── Record extracts ──

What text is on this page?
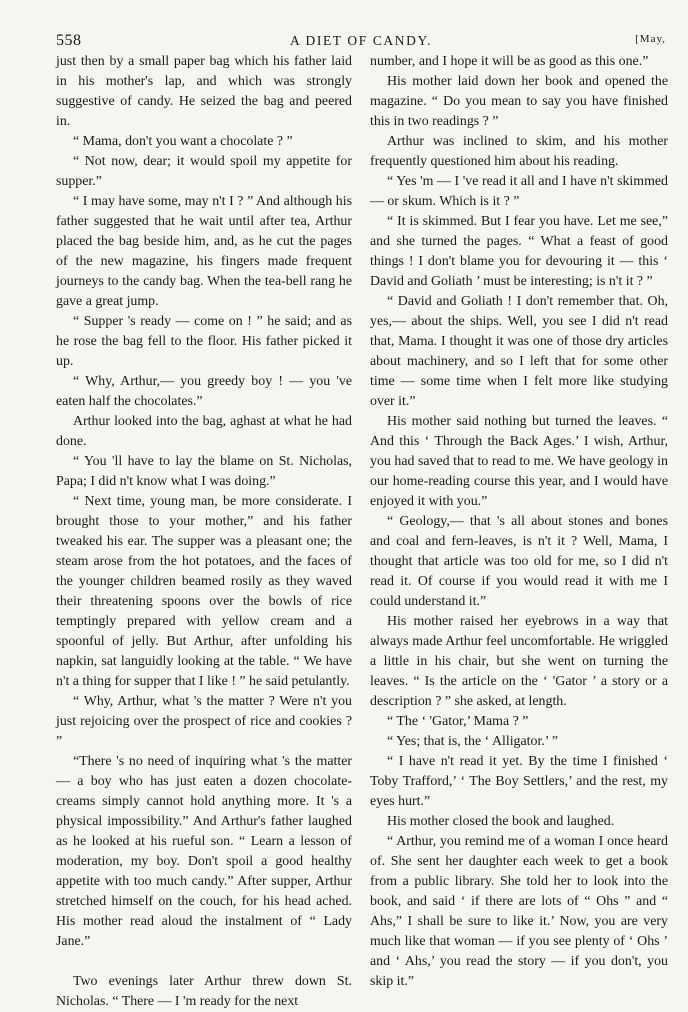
558	A DIET OF CANDY.	[May,

just then by a small paper bag which his father laid in his mother's lap, and which was strongly suggestive of candy. He seized the bag and peered in.

“ Mama, don't you want a chocolate ? ”

“ Not now, dear; it would spoil my appetite for supper.”

“ I may have some, may n't I ? ” And although his father suggested that he wait until after tea, Arthur placed the bag beside him, and, as he cut the pages of the new magazine, his fingers made frequent journeys to the candy bag. When the tea-bell rang he gave a great jump.

“ Supper 's ready — come on ! ” he said; and as he rose the bag fell to the floor. His father picked it up.

“ Why, Arthur,— you greedy boy ! — you 've eaten half the chocolates.”

Arthur looked into the bag, aghast at what he had done.

“ You 'll have to lay the blame on St. Nicholas, Papa; I did n't know what I was doing.”

“ Next time, young man, be more considerate. I brought those to your mother,” and his father tweaked his ear. The supper was a pleasant one; the steam arose from the hot potatoes, and the faces of the younger children beamed rosily as they waved their threatening spoons over the bowls of rice temptingly prepared with yellow cream and a spoonful of jelly. But Arthur, after unfolding his napkin, sat languidly looking at the table. “ We have n't a thing for supper that I like ! ” he said petulantly.

“ Why, Arthur, what 's the matter ? Were n't you just rejoicing over the prospect of rice and cookies ? ”

“There 's no need of inquiring what 's the matter — a boy who has just eaten a dozen chocolate-creams simply cannot hold anything more. It 's a physical impossibility.” And Arthur's father laughed as he looked at his rueful son. “ Learn a lesson of moderation, my boy. Don't spoil a good healthy appetite with too much candy.” After supper, Arthur stretched himself on the couch, for his head ached. His mother read aloud the instalment of “ Lady Jane.”

Two evenings later Arthur threw down St. Nicholas. “ There — I 'm ready for the next

number, and I hope it will be as good as this one.”

His mother laid down her book and opened the magazine. “ Do you mean to say you have finished this in two readings ? ”

Arthur was inclined to skim, and his mother frequently questioned him about his reading.

“ Yes 'm — I 've read it all and I have n't skimmed — or skum. Which is it ? ”

“ It is skimmed. But I fear you have. Let me see,” and she turned the pages. “ What a feast of good things ! I don't blame you for devouring it — this ‘ David and Goliath ’ must be interesting; is n't it ? ”

“ David and Goliath ! I don't remember that. Oh, yes,— about the ships. Well, you see I did n't read that, Mama. I thought it was one of those dry articles about machinery, and so I left that for some other time — some time when I felt more like studying over it.”

His mother said nothing but turned the leaves. “ And this ‘ Through the Back Ages.’ I wish, Arthur, you had saved that to read to me. We have geology in our home-reading course this year, and I would have enjoyed it with you.”

“ Geology,— that 's all about stones and bones and coal and fern-leaves, is n't it ? Well, Mama, I thought that article was too old for me, so I did n't read it. Of course if you would read it with me I could understand it.”

His mother raised her eyebrows in a way that always made Arthur feel uncomfortable. He wriggled a little in his chair, but she went on turning the leaves. “ Is the article on the ‘ 'Gator ’ a story or a description ? ” she asked, at length.

“ The ‘ 'Gator,’ Mama ? ”

“ Yes; that is, the ‘ Alligator.’ ”

“ I have n't read it yet. By the time I finished ‘ Toby Trafford,’ ‘ The Boy Settlers,’ and the rest, my eyes hurt.”

His mother closed the book and laughed.

“ Arthur, you remind me of a woman I once heard of. She sent her daughter each week to get a book from a public library. She told her to look into the book, and said ‘ if there are lots of “ Ohs ” and “ Ahs,” I shall be sure to like it.’ Now, you are very much like that woman — if you see plenty of ‘ Ohs ’ and ‘ Ahs,’ you read the story — if you don't, you skip it.”
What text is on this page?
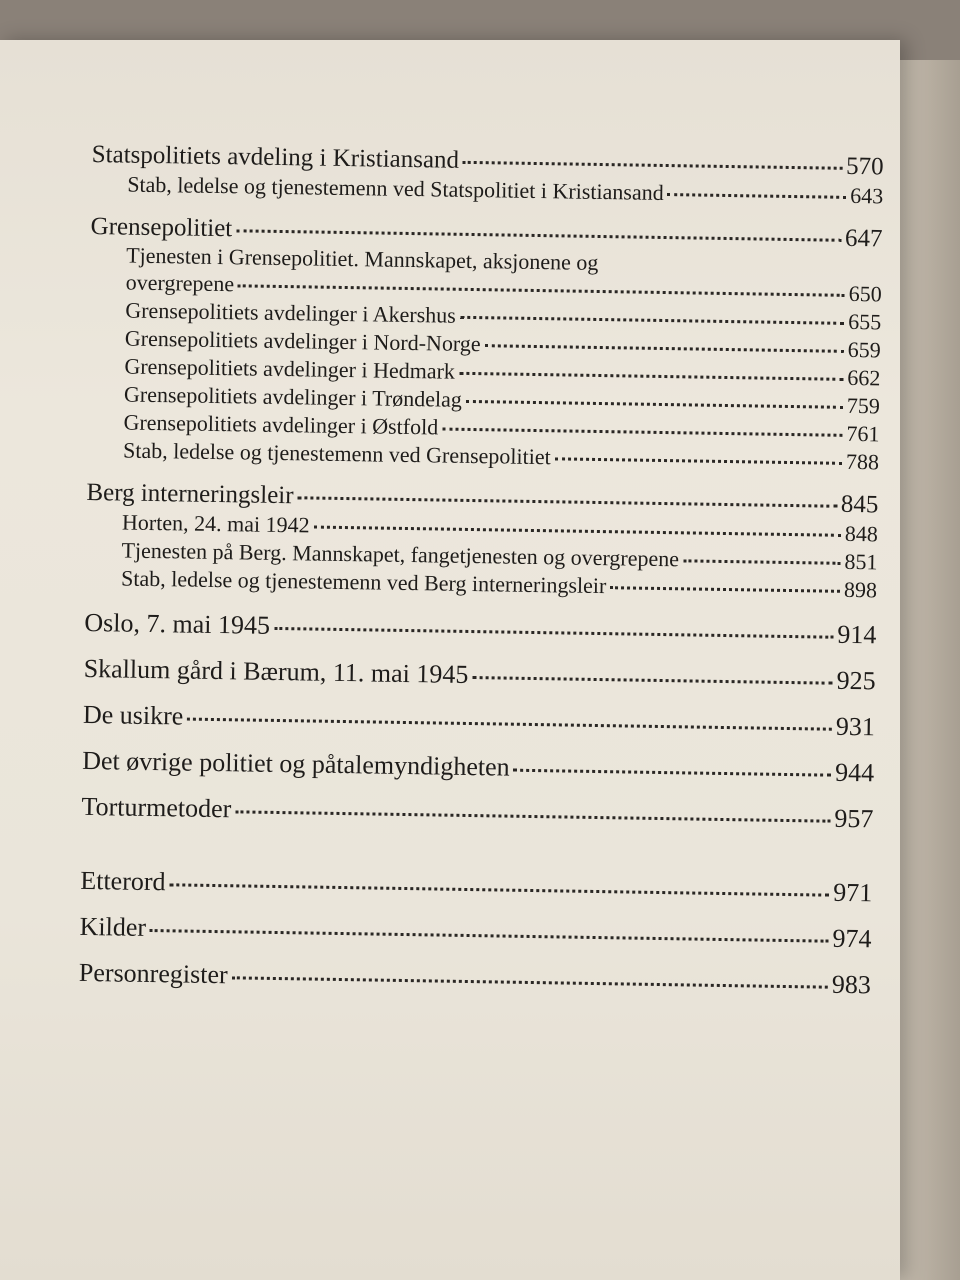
Statspolitiets avdeling i Kristiansand	570
Stab, ledelse og tjenestemenn ved Statspolitiet i Kristiansand	643
Grensepolitiet	647
Tjenesten i Grensepolitiet. Mannskapet, aksjonene og
overgrepene	650
Grensepolitiets avdelinger i Akershus	655
Grensepolitiets avdelinger i Nord-Norge	659
Grensepolitiets avdelinger i Hedmark	662
Grensepolitiets avdelinger i Trøndelag	759
Grensepolitiets avdelinger i Østfold	761
Stab, ledelse og tjenestemenn ved Grensepolitiet	788
Berg interneringsleir	845
Horten, 24. mai 1942	848
Tjenesten på Berg. Mannskapet, fangetjenesten og overgrepene	851
Stab, ledelse og tjenestemenn ved Berg interneringsleir	898
Oslo, 7. mai 1945	914
Skallum gård i Bærum, 11. mai 1945	925
De usikre	931
Det øvrige politiet og påtalemyndigheten	944
Torturmetoder	957
Etterord	971
Kilder	974
Personregister	983
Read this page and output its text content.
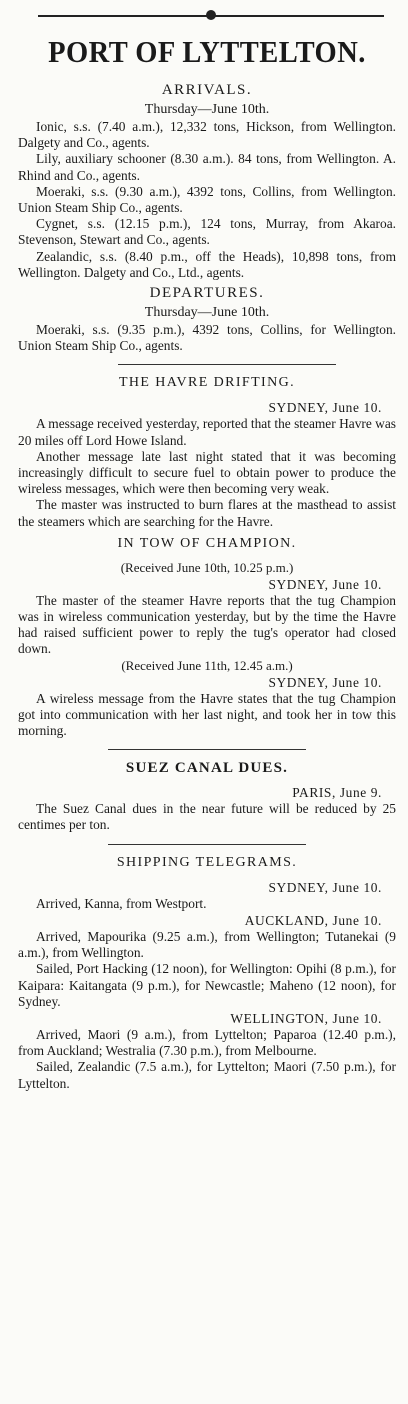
PORT OF LYTTELTON.
ARRIVALS.
Thursday—June 10th.

Ionic, s.s. (7.40 a.m.), 12,332 tons, Hickson, from Wellington. Dalgety and Co., agents.

Lily, auxiliary schooner (8.30 a.m.). 84 tons, from Wellington. A. Rhind and Co., agents.

Moeraki, s.s. (9.30 a.m.), 4392 tons, Collins, from Wellington. Union Steam Ship Co., agents.

Cygnet, s.s. (12.15 p.m.), 124 tons, Murray, from Akaroa. Stevenson, Stewart and Co., agents.

Zealandic, s.s. (8.40 p.m., off the Heads), 10,898 tons, from Wellington. Dalgety and Co., Ltd., agents.

DEPARTURES.
Thursday—June 10th.

Moeraki, s.s. (9.35 p.m.), 4392 tons, Collins, for Wellington. Union Steam Ship Co., agents.

THE HAVRE DRIFTING.
SYDNEY, June 10.

A message received yesterday, reported that the steamer Havre was 20 miles off Lord Howe Island.

Another message late last night stated that it was becoming increasingly difficult to secure fuel to obtain power to produce the wireless messages, which were then becoming very weak.

The master was instructed to burn flares at the masthead to assist the steamers which are searching for the Havre.

IN TOW OF CHAMPION.
(Received June 10th, 10.25 p.m.)
SYDNEY, June 10.

The master of the steamer Havre reports that the tug Champion was in wireless communication yesterday, but by the time the Havre had raised sufficient power to reply the tug's operator had closed down.

(Received June 11th, 12.45 a.m.)
SYDNEY, June 10.

A wireless message from the Havre states that the tug Champion got into communication with her last night, and took her in tow this morning.

SUEZ CANAL DUES.
PARIS, June 9.

The Suez Canal dues in the near future will be reduced by 25 centimes per ton.

SHIPPING TELEGRAMS.
SYDNEY, June 10.

Arrived, Kanna, from Westport.

AUCKLAND, June 10.

Arrived, Mapourika (9.25 a.m.), from Wellington; Tutanekai (9 a.m.), from Wellington.

Sailed, Port Hacking (12 noon), for Wellington: Opihi (8 p.m.), for Kaipara: Kaitangata (9 p.m.), for Newcastle; Maheno (12 noon), for Sydney.

WELLINGTON, June 10.

Arrived, Maori (9 a.m.), from Lyttelton; Paparoa (12.40 p.m.), from Auckland; Westralia (7.30 p.m.), from Melbourne.

Sailed, Zealandic (7.5 a.m.), for Lyttelton; Maori (7.50 p.m.), for Lyttelton.
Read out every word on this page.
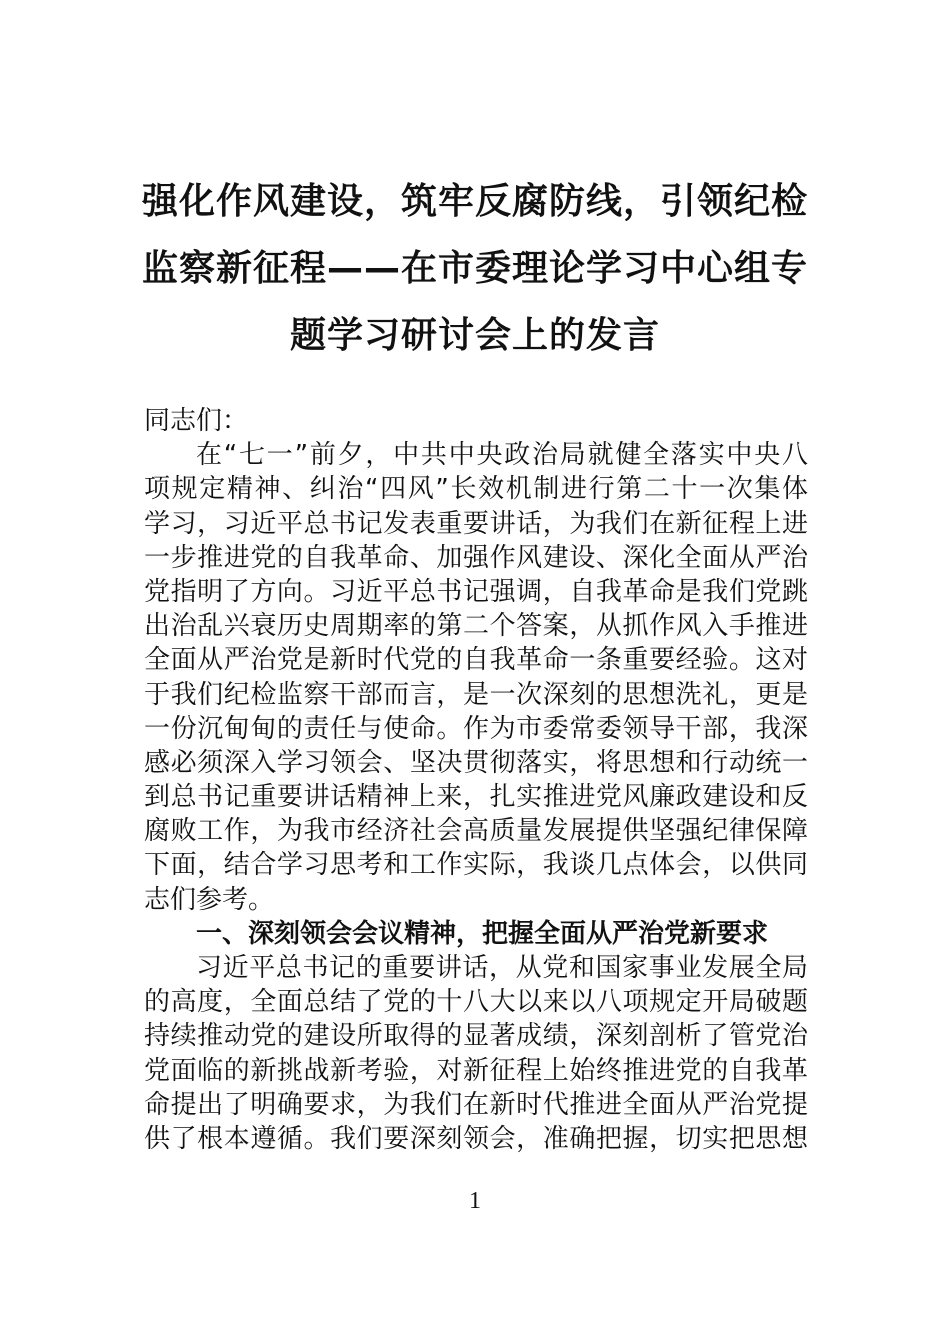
强化作风建设，筑牢反腐防线，引领纪检
监察新征程——在市委理论学习中心组专
题学习研讨会上的发言
同志们：
在“七一”前夕，中共中央政治局就健全落实中央八
项规定精神、纠治“四风”长效机制进行第二十一次集体
学习，习近平总书记发表重要讲话，为我们在新征程上进
一步推进党的自我革命、加强作风建设、深化全面从严治
党指明了方向。习近平总书记强调，自我革命是我们党跳
出治乱兴衰历史周期率的第二个答案，从抓作风入手推进
全面从严治党是新时代党的自我革命一条重要经验。这对
于我们纪检监察干部而言，是一次深刻的思想洗礼，更是
一份沉甸甸的责任与使命。作为市委常委领导干部，我深
感必须深入学习领会、坚决贯彻落实，将思想和行动统一
到总书记重要讲话精神上来，扎实推进党风廉政建设和反
腐败工作，为我市经济社会高质量发展提供坚强纪律保障
下面，结合学习思考和工作实际，我谈几点体会，以供同
志们参考。
一、深刻领会会议精神，把握全面从严治党新要求
习近平总书记的重要讲话，从党和国家事业发展全局
的高度，全面总结了党的十八大以来以八项规定开局破题
持续推动党的建设所取得的显著成绩，深刻剖析了管党治
党面临的新挑战新考验，对新征程上始终推进党的自我革
命提出了明确要求，为我们在新时代推进全面从严治党提
供了根本遵循。我们要深刻领会，准确把握，切实把思想
1
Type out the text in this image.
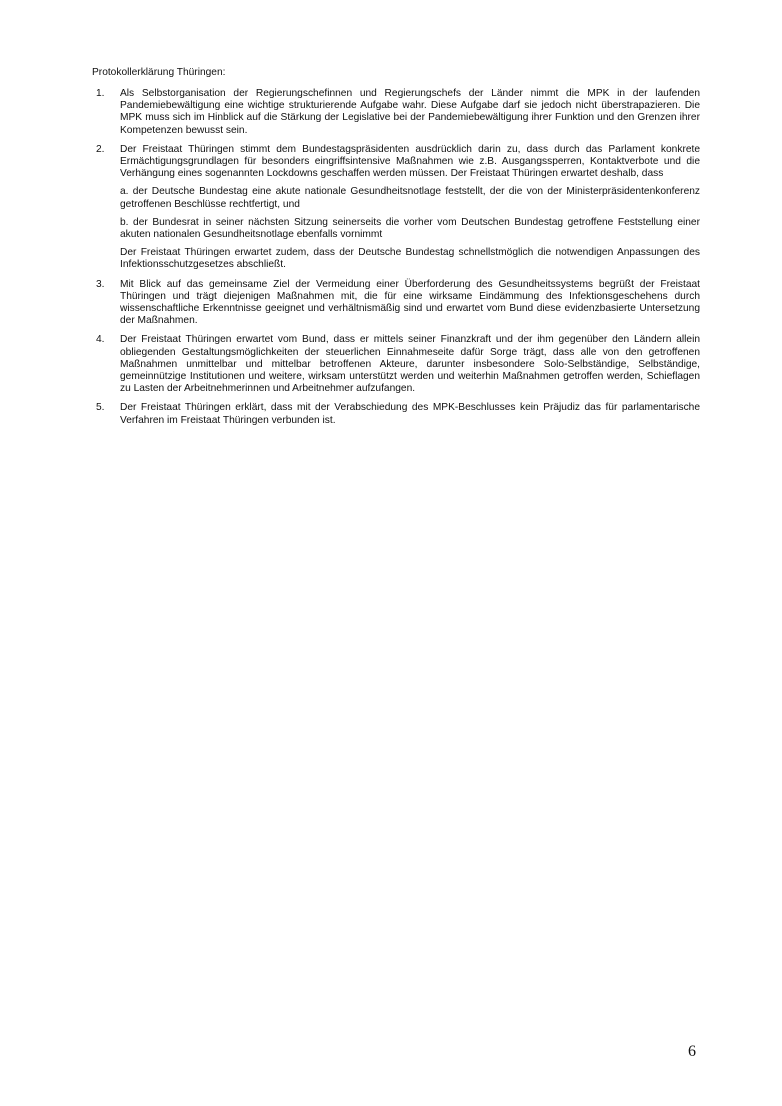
Protokollerklärung Thüringen:
1. Als Selbstorganisation der Regierungschefinnen und Regierungschefs der Länder nimmt die MPK in der laufenden Pandemiebewältigung eine wichtige strukturierende Aufgabe wahr. Diese Aufgabe darf sie jedoch nicht überstrapazieren. Die MPK muss sich im Hinblick auf die Stärkung der Legislative bei der Pandemiebewältigung ihrer Funktion und den Grenzen ihrer Kompetenzen bewusst sein.

2. Der Freistaat Thüringen stimmt dem Bundestagspräsidenten ausdrücklich darin zu, dass durch das Parlament konkrete Ermächtigungsgrundlagen für besonders eingriffsintensive Maßnahmen wie z.B. Ausgangssperren, Kontaktverbote und die Verhängung eines sogenannten Lockdowns geschaffen werden müssen. Der Freistaat Thüringen erwartet deshalb, dass

a. der Deutsche Bundestag eine akute nationale Gesundheitsnotlage feststellt, der die von der Ministerpräsidentenkonferenz getroffenen Beschlüsse rechtfertigt, und

b. der Bundesrat in seiner nächsten Sitzung seinerseits die vorher vom Deutschen Bundestag getroffene Feststellung einer akuten nationalen Gesundheitsnotlage ebenfalls vornimmt

Der Freistaat Thüringen erwartet zudem, dass der Deutsche Bundestag schnellstmöglich die notwendigen Anpassungen des Infektionsschutzgesetzes abschließt.

3. Mit Blick auf das gemeinsame Ziel der Vermeidung einer Überforderung des Gesundheitssystems begrüßt der Freistaat Thüringen und trägt diejenigen Maßnahmen mit, die für eine wirksame Eindämmung des Infektionsgeschehens durch wissenschaftliche Erkenntnisse geeignet und verhältnismäßig sind und erwartet vom Bund diese evidenzbasierte Untersetzung der Maßnahmen.

4. Der Freistaat Thüringen erwartet vom Bund, dass er mittels seiner Finanzkraft und der ihm gegenüber den Ländern allein obliegenden Gestaltungsmöglichkeiten der steuerlichen Einnahmeseite dafür Sorge trägt, dass alle von den getroffenen Maßnahmen unmittelbar und mittelbar betroffenen Akteure, darunter insbesondere Solo-Selbständige, Selbständige, gemeinnützige Institutionen und weitere, wirksam unterstützt werden und weiterhin Maßnahmen getroffen werden, Schieflagen zu Lasten der Arbeitnehmerinnen und Arbeitnehmer aufzufangen.

5. Der Freistaat Thüringen erklärt, dass mit der Verabschiedung des MPK-Beschlusses kein Präjudiz das für parlamentarische Verfahren im Freistaat Thüringen verbunden ist.

6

───

[Instructions to follow]: Using the material above, gather every line that includes "wireless".

[Solved problem]:
Another message late last night stated that it was becoming increasingly difficult to secure fuel to obtain power to produce the wireless messages, which were then becoming very weak.
The master of the steamer Havre reports that the tug Champion was in wireless communication yesterday, but by the time the Havre had raised sufficient power to reply the tug's operator had closed down.
A wireless message from the Havre states that the tug Champion got into communication with her last night, and took her in tow this morning.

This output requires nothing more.